→ Data entries:
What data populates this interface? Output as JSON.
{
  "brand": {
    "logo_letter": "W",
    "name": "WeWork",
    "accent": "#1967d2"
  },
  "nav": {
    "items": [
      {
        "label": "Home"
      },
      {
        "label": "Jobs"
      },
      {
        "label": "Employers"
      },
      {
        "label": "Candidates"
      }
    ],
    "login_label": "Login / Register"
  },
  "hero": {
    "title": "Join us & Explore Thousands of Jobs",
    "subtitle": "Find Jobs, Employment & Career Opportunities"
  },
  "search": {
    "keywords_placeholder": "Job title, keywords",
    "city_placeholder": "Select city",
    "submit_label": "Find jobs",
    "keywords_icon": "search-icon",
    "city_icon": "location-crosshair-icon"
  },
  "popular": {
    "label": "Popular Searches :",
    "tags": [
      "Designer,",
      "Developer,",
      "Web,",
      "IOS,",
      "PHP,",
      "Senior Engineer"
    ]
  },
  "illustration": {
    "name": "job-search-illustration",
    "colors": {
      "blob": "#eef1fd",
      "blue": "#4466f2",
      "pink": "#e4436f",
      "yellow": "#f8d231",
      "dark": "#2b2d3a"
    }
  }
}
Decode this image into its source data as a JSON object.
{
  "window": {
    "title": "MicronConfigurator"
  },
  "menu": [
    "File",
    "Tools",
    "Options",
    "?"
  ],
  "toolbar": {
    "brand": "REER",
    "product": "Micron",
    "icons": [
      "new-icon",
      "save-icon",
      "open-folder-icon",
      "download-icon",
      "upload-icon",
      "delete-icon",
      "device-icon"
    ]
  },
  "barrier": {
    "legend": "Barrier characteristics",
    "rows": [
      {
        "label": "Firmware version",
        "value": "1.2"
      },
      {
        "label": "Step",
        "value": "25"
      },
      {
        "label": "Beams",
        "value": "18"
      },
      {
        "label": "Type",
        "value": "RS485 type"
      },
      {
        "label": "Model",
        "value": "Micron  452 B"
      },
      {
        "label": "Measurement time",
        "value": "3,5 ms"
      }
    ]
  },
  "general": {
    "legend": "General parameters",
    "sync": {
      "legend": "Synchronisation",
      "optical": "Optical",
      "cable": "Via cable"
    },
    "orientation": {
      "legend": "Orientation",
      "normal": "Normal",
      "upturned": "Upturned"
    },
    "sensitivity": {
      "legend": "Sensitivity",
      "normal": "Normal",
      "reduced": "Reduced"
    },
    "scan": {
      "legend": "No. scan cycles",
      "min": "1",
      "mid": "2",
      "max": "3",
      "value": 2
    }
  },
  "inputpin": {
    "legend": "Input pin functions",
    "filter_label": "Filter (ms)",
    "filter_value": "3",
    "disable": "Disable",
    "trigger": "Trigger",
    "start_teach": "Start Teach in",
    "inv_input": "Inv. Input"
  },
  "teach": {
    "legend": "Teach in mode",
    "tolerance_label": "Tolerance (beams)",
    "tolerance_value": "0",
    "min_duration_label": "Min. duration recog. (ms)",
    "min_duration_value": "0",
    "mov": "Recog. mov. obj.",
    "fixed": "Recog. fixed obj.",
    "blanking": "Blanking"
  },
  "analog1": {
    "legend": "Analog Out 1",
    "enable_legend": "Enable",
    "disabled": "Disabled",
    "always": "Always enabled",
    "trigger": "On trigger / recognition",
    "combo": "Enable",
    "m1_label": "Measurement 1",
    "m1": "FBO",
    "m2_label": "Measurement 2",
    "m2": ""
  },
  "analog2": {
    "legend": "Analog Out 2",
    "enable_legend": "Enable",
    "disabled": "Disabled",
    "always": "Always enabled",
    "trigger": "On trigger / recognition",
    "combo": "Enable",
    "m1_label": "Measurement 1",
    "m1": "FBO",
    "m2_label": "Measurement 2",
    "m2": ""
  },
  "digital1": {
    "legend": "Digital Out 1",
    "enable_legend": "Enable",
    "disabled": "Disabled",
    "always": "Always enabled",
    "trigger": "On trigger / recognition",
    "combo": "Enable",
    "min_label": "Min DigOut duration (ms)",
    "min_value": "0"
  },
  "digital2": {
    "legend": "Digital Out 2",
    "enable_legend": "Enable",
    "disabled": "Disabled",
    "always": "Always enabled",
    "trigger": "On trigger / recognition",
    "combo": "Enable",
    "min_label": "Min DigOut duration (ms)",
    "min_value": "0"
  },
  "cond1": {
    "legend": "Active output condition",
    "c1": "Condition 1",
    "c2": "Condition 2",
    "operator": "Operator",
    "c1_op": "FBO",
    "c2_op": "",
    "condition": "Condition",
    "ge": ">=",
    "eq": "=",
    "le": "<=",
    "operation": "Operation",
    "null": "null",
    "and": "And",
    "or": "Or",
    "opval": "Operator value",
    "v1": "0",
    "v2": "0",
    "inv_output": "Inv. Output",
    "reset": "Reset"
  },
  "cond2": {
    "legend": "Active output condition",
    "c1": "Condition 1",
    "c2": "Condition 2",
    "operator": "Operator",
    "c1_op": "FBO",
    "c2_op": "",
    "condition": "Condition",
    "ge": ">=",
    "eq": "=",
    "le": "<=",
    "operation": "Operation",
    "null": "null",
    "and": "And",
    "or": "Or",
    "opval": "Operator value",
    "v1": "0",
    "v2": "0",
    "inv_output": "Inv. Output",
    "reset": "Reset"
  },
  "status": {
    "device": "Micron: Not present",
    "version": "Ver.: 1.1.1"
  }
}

→ PROBLEM REQUIREMENTS: Please repeat the listing exactly, with nothing left out.

→ SOLVED EXERCISE:
What data populates this interface? Output as JSON.
{
  "brand": {
    "logo_letter": "W",
    "name": "WeWork",
    "accent": "#1967d2"
  },
  "nav": {
    "items": [
      {
        "label": "Home"
      },
      {
        "label": "Jobs"
      },
      {
        "label": "Employers"
      },
      {
        "label": "Candidates"
      }
    ],
    "login_label": "Login / Register"
  },
  "hero": {
    "title": "Join us & Explore Thousands of Jobs",
    "subtitle": "Find Jobs, Employment & Career Opportunities"
  },
  "search": {
    "keywords_placeholder": "Job title, keywords",
    "city_placeholder": "Select city",
    "submit_label": "Find jobs",
    "keywords_icon": "search-icon",
    "city_icon": "location-crosshair-icon"
  },
  "popular": {
    "label": "Popular Searches :",
    "tags": [
      "Designer,",
      "Developer,",
      "Web,",
      "IOS,",
      "PHP,",
      "Senior Engineer"
    ]
  },
  "illustration": {
    "name": "job-search-illustration",
    "colors": {
      "blob": "#eef1fd",
      "blue": "#4466f2",
      "pink": "#e4436f",
      "yellow": "#f8d231",
      "dark": "#2b2d3a"
    }
  }
}
Decode this image into its source data as a JSON object.
{
  "window": {
    "title": "MicronConfigurator"
  },
  "menu": [
    "File",
    "Tools",
    "Options",
    "?"
  ],
  "toolbar": {
    "brand": "REER",
    "product": "Micron",
    "icons": [
      "new-icon",
      "save-icon",
      "open-folder-icon",
      "download-icon",
      "upload-icon",
      "delete-icon",
      "device-icon"
    ]
  },
  "barrier": {
    "legend": "Barrier characteristics",
    "rows": [
      {
        "label": "Firmware version",
        "value": "1.2"
      },
      {
        "label": "Step",
        "value": "25"
      },
      {
        "label": "Beams",
        "value": "18"
      },
      {
        "label": "Type",
        "value": "RS485 type"
      },
      {
        "label": "Model",
        "value": "Micron  452 B"
      },
      {
        "label": "Measurement time",
        "value": "3,5 ms"
      }
    ]
  },
  "general": {
    "legend": "General parameters",
    "sync": {
      "legend": "Synchronisation",
      "optical": "Optical",
      "cable": "Via cable"
    },
    "orientation": {
      "legend": "Orientation",
      "normal": "Normal",
      "upturned": "Upturned"
    },
    "sensitivity": {
      "legend": "Sensitivity",
      "normal": "Normal",
      "reduced": "Reduced"
    },
    "scan": {
      "legend": "No. scan cycles",
      "min": "1",
      "mid": "2",
      "max": "3",
      "value": 2
    }
  },
  "inputpin": {
    "legend": "Input pin functions",
    "filter_label": "Filter (ms)",
    "filter_value": "3",
    "disable": "Disable",
    "trigger": "Trigger",
    "start_teach": "Start Teach in",
    "inv_input": "Inv. Input"
  },
  "teach": {
    "legend": "Teach in mode",
    "tolerance_label": "Tolerance (beams)",
    "tolerance_value": "0",
    "min_duration_label": "Min. duration recog. (ms)",
    "min_duration_value": "0",
    "mov": "Recog. mov. obj.",
    "fixed": "Recog. fixed obj.",
    "blanking": "Blanking"
  },
  "analog1": {
    "legend": "Analog Out 1",
    "enable_legend": "Enable",
    "disabled": "Disabled",
    "always": "Always enabled",
    "trigger": "On trigger / recognition",
    "combo": "Enable",
    "m1_label": "Measurement 1",
    "m1": "FBO",
    "m2_label": "Measurement 2",
    "m2": ""
  },
  "analog2": {
    "legend": "Analog Out 2",
    "enable_legend": "Enable",
    "disabled": "Disabled",
    "always": "Always enabled",
    "trigger": "On trigger / recognition",
    "combo": "Enable",
    "m1_label": "Measurement 1",
    "m1": "FBO",
    "m2_label": "Measurement 2",
    "m2": ""
  },
  "digital1": {
    "legend": "Digital Out 1",
    "enable_legend": "Enable",
    "disabled": "Disabled",
    "always": "Always enabled",
    "trigger": "On trigger / recognition",
    "combo": "Enable",
    "min_label": "Min DigOut duration (ms)",
    "min_value": "0"
  },
  "digital2": {
    "legend": "Digital Out 2",
    "enable_legend": "Enable",
    "disabled": "Disabled",
    "always": "Always enabled",
    "trigger": "On trigger / recognition",
    "combo": "Enable",
    "min_label": "Min DigOut duration (ms)",
    "min_value": "0"
  },
  "cond1": {
    "legend": "Active output condition",
    "c1": "Condition 1",
    "c2": "Condition 2",
    "operator": "Operator",
    "c1_op": "FBO",
    "c2_op": "",
    "condition": "Condition",
    "ge": ">=",
    "eq": "=",
    "le": "<=",
    "operation": "Operation",
    "null": "null",
    "and": "And",
    "or": "Or",
    "opval": "Operator value",
    "v1": "0",
    "v2": "0",
    "inv_output": "Inv. Output",
    "reset": "Reset"
  },
  "cond2": {
    "legend": "Active output condition",
    "c1": "Condition 1",
    "c2": "Condition 2",
    "operator": "Operator",
    "c1_op": "FBO",
    "c2_op": "",
    "condition": "Condition",
    "ge": ">=",
    "eq": "=",
    "le": "<=",
    "operation": "Operation",
    "null": "null",
    "and": "And",
    "or": "Or",
    "opval": "Operator value",
    "v1": "0",
    "v2": "0",
    "inv_output": "Inv. Output",
    "reset": "Reset"
  },
  "status": {
    "device": "Micron: Not present",
    "version": "Ver.: 1.1.1"
  }
}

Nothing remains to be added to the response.